Reproduce word for word the lines in the entries below, starting at the line that contains "list-item-by-phone: -по телефону" and stopping after the line that contains "section-heading-3-4-4: $3.4^4$. Прием".

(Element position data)
━━━━━━

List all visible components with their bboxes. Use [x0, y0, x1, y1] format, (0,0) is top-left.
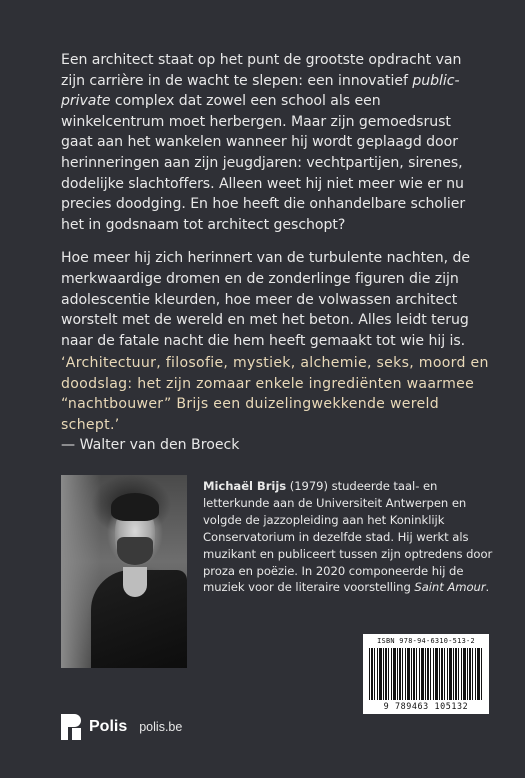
blurb-paragraph-1 [61, 50, 481, 235]
back-cover-blurb [61, 50, 481, 351]
isbn-number: ISBN 978-94-6310-513-2 [377, 637, 475, 645]
bio-work-title: Saint Amour [414, 580, 486, 595]
publisher-name: Polis [89, 718, 128, 735]
barcode-bars [369, 648, 483, 700]
quote-text: ‘Architectuur, filosofie, mystiek, alchemie, seks, moord en doodslag: het zijn zomaar enkele ingrediënten waarmee “nachtbouwer” Brijs een duizelingwekkende wereld schept.’ [61, 355, 489, 433]
blurb-p1-part-3: complex dat zowel een school als een winkelcentrum moet herbergen. Maar zijn gemoedsrust gaat aan het wankelen wanneer hij wordt geplaagd door herinneringen aan zijn jeugdjaren: vechtpartijen, sirenes, dodelijke slachtoffers. Alleen weet hij niet meer wie er nu precies doodging. En hoe heeft die onhandelbare scholier het in godsnaam tot architect geschopt? [61, 93, 466, 233]
author-photo [61, 475, 187, 668]
polis-logo-icon [61, 714, 83, 740]
ean-number: 9 789463 105132 [383, 701, 469, 711]
publisher-logo [61, 714, 182, 740]
bio-text: (1979) studeerde taal- en letterkunde aan de Universiteit Antwerpen en volgde de jazzopleiding aan het Koninklijk Conservatorium in dezelfde stad. Hij werkt als muzikant en publiceert tussen zijn optredens door proza en poëzie. In 2020 componeerde hij de muziek voor de literaire voorstelling [203, 479, 493, 595]
quote-attribution: — Walter van den Broeck [61, 437, 240, 454]
bio-end: . [485, 580, 490, 595]
review-quote [61, 353, 491, 456]
blurb-p1-italic: public-private [61, 72, 460, 110]
publisher-url: polis.be [139, 720, 183, 734]
blurb-p1-part-1: Een architect staat op het punt de grootste opdracht van zijn carrière in de wacht te slepen: een innovatief [61, 52, 462, 89]
author-name: Michaël Brijs [203, 479, 287, 493]
isbn-barcode [363, 634, 489, 714]
author-bio [203, 478, 493, 596]
blurb-paragraph-2: Hoe meer hij zich herinnert van de turbulente nachten, de merkwaardige dromen en de zonderlinge figuren die zijn adolescentie kleurden, hoe meer de volwassen architect worstelt met de wereld en met het beton. Alles leidt terug naar de fatale nacht die hem heeft gemaakt tot wie hij is. [61, 250, 471, 349]
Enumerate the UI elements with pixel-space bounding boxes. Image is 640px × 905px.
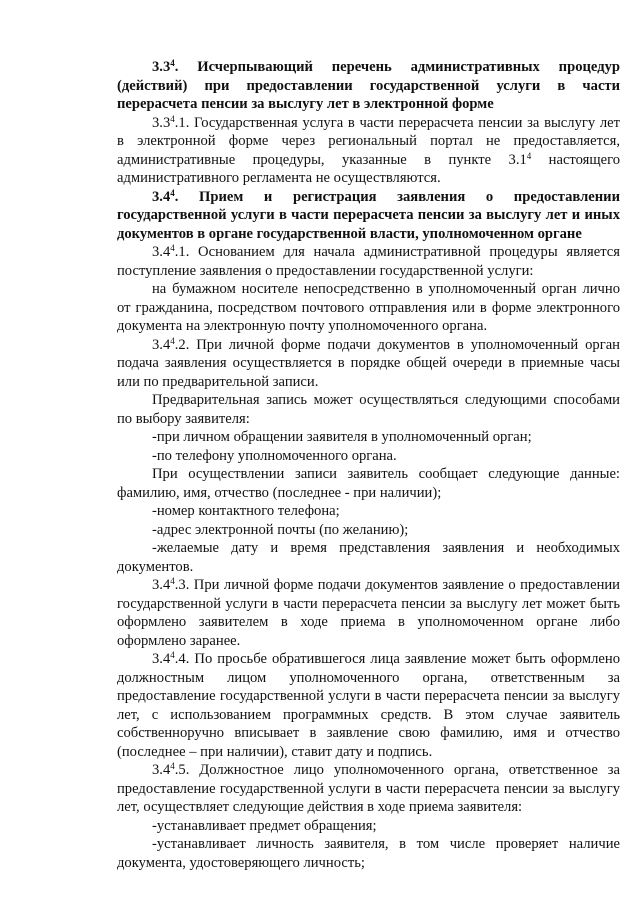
list-item-by-phone: -по телефону уполномоченного органа. — [152, 447, 397, 464]
section-heading-3-4-4: $3.4^4$. Прием и регистрация заявления о предоставлении государственной услуги в части перерасчета пенсии за выслугу лет и иных документов в органе государственной власти, уполномоченном органе — [117, 187, 620, 242]
paragraph-3-3-4-1: $3.3^4.1$. Государственная услуга в части перерасчета пенсии за выслугу лет в электронной форме через региональный портал не предоставляется, административные процедуры, указанные в пункте $3.1^4$ настоящего административного регламента не осуществляются. — [117, 113, 620, 186]
paragraph-3-4-4-5: $3.4^4.5$. Должностное лицо уполномоченного органа, ответственное за предоставление государственной услуги в части перерасчета пенсии за выслугу лет, осуществляет следующие действия в ходе приема заявителя: — [117, 761, 620, 815]
paragraph-paper-submission: на бумажном носителе непосредственно в уполномоченный орган лично от гражданина, посредством почтового отправления или в форме электронного документа на электронную почту уполномоченного органа. — [117, 281, 620, 334]
document-body — [117, 58, 620, 872]
list-item-in-person: -при личном обращении заявителя в уполномоченный орган; — [152, 429, 532, 445]
paragraph-3-4-4-2: $3.4^4.2$. При личной форме подачи документов в уполномоченный орган подача заявления осуществляется в порядке общей очереди в приемные часы или по предварительной записи. — [117, 335, 620, 390]
list-item-subject: -устанавливает предмет обращения; — [152, 817, 377, 834]
paragraph-appointment-methods: Предварительная запись может осуществляться следующими способами по выбору заявителя: — [117, 392, 620, 427]
paragraph-3-4-4-3: $3.4^4.3$. При личной форме подачи документов заявление о предоставлении государственной услуги в части перерасчета пенсии за выслугу лет может быть оформлено заявителем в ходе приема в уполномоченном органе либо оформлено заранее. — [117, 576, 620, 649]
section-heading-3-3-4: $3.3^4$. Исчерпывающий перечень административных процедур (действий) при предоставлении государственной услуги в части перерасчета пенсии за выслугу лет в электронной форме — [117, 58, 620, 112]
paragraph-3-4-4-1: $3.4^4.1$. Основанием для начала административной процедуры является поступление заявления о предоставлении государственной услуги: — [117, 243, 620, 279]
list-item-phone-number: -номер контактного телефона; — [152, 503, 340, 519]
list-item-identity: -устанавливает личность заявителя, в том числе проверяет наличие документа, удостоверяющего личность; — [117, 836, 620, 871]
list-item-email: -адрес электронной почты (по желанию); — [152, 521, 409, 538]
paragraph-3-4-4-4: $3.4^4.4$. По просьбе обратившегося лица заявление может быть оформлено должностным лицом уполномоченного органа, ответственным за предоставление государственной услуги в части перерасчета пенсии за выслугу лет, с использованием программных средств. В этом случае заявитель собственноручно вписывает в заявление свою фамилию, имя и отчество (последнее – при наличии), ставит дату и подпись. — [117, 650, 620, 760]
list-item-date-time: -желаемые дату и время представления заявления и необходимых документов. — [117, 540, 620, 575]
paragraph-appointment-data: При осуществлении записи заявитель сообщает следующие данные: фамилию, имя, отчество (последнее - при наличии); — [117, 466, 620, 501]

━━━━━━

Answer to the task:
list-item-by-phone: -по телефону уполномоченного органа. — [152, 447, 397, 464]
section-heading-3-4-4: $3.4^4$. Прием и регистрация заявления о предоставлении государственной услуги в части перерасчета пенсии за выслугу лет и иных документов в органе государственной власти, уполномоченном органе — [117, 187, 620, 242]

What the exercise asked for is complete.